[GIVEN DATA]
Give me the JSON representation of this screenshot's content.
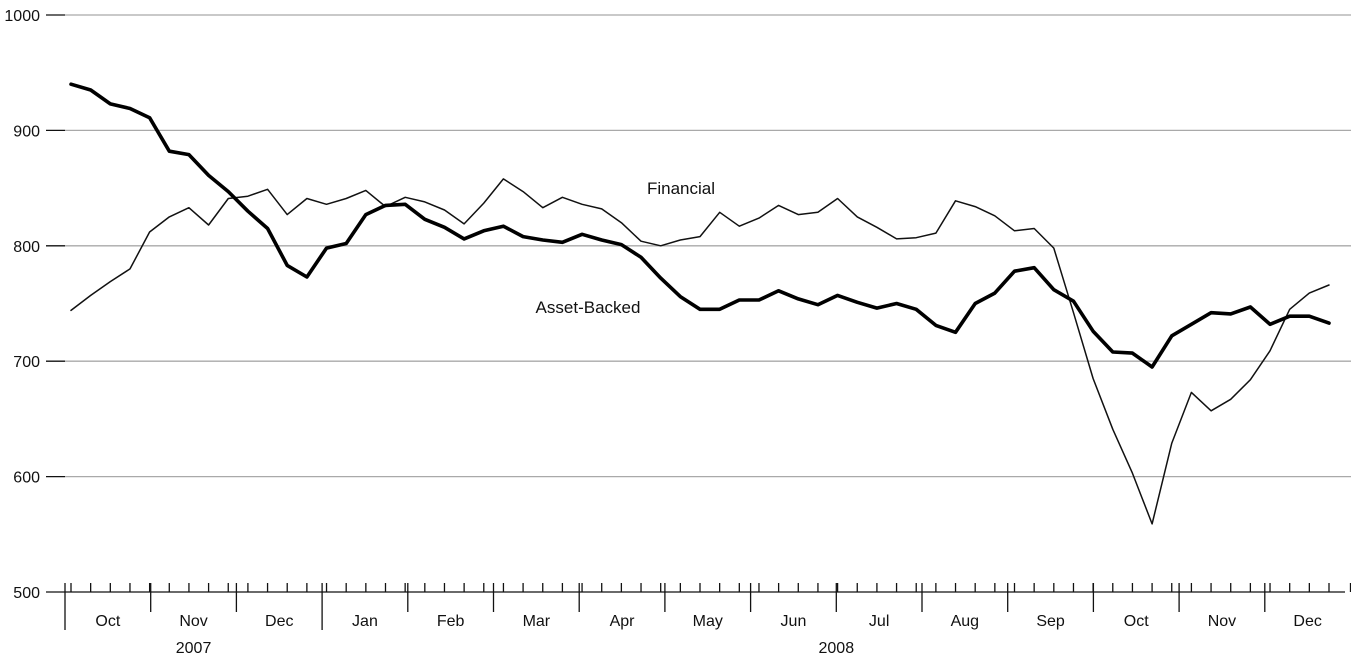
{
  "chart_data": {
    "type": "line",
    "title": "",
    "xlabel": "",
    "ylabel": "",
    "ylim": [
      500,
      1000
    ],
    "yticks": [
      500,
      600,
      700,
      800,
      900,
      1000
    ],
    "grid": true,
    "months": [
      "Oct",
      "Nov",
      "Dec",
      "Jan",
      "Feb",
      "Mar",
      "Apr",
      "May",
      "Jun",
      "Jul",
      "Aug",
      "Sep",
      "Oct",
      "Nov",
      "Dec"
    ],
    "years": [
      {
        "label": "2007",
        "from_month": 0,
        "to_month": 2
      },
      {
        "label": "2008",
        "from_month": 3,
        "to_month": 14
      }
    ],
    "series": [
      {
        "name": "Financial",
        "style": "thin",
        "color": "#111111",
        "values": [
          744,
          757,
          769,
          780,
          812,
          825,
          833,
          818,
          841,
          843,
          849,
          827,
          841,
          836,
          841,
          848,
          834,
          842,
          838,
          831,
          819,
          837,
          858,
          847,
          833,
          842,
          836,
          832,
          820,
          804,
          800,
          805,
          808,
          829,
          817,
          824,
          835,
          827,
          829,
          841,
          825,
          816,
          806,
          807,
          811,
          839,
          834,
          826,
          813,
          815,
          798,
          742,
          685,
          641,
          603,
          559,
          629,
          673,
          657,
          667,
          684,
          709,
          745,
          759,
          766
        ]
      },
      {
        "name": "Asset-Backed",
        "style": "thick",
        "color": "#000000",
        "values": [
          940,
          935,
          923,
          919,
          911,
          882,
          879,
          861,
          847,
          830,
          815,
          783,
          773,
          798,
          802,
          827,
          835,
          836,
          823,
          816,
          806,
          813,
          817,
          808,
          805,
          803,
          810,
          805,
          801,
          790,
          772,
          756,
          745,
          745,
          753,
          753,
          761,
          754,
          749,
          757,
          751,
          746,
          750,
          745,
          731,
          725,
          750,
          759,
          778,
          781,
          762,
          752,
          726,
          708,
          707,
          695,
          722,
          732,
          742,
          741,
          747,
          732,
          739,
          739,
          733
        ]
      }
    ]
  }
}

[TASK OBJECTIVE] Each entry above is to be written out again unchanged, apart from the pictures, which are left out.

[WORKED ANSWER]
Give me the JSON representation of this screenshot's content.
{
  "chart_data": {
    "type": "line",
    "title": "",
    "xlabel": "",
    "ylabel": "",
    "ylim": [
      500,
      1000
    ],
    "yticks": [
      500,
      600,
      700,
      800,
      900,
      1000
    ],
    "grid": true,
    "months": [
      "Oct",
      "Nov",
      "Dec",
      "Jan",
      "Feb",
      "Mar",
      "Apr",
      "May",
      "Jun",
      "Jul",
      "Aug",
      "Sep",
      "Oct",
      "Nov",
      "Dec"
    ],
    "years": [
      {
        "label": "2007",
        "from_month": 0,
        "to_month": 2
      },
      {
        "label": "2008",
        "from_month": 3,
        "to_month": 14
      }
    ],
    "series": [
      {
        "name": "Financial",
        "style": "thin",
        "color": "#111111",
        "values": [
          744,
          757,
          769,
          780,
          812,
          825,
          833,
          818,
          841,
          843,
          849,
          827,
          841,
          836,
          841,
          848,
          834,
          842,
          838,
          831,
          819,
          837,
          858,
          847,
          833,
          842,
          836,
          832,
          820,
          804,
          800,
          805,
          808,
          829,
          817,
          824,
          835,
          827,
          829,
          841,
          825,
          816,
          806,
          807,
          811,
          839,
          834,
          826,
          813,
          815,
          798,
          742,
          685,
          641,
          603,
          559,
          629,
          673,
          657,
          667,
          684,
          709,
          745,
          759,
          766
        ]
      },
      {
        "name": "Asset-Backed",
        "style": "thick",
        "color": "#000000",
        "values": [
          940,
          935,
          923,
          919,
          911,
          882,
          879,
          861,
          847,
          830,
          815,
          783,
          773,
          798,
          802,
          827,
          835,
          836,
          823,
          816,
          806,
          813,
          817,
          808,
          805,
          803,
          810,
          805,
          801,
          790,
          772,
          756,
          745,
          745,
          753,
          753,
          761,
          754,
          749,
          757,
          751,
          746,
          750,
          745,
          731,
          725,
          750,
          759,
          778,
          781,
          762,
          752,
          726,
          708,
          707,
          695,
          722,
          732,
          742,
          741,
          747,
          732,
          739,
          739,
          733
        ]
      }
    ]
  }
}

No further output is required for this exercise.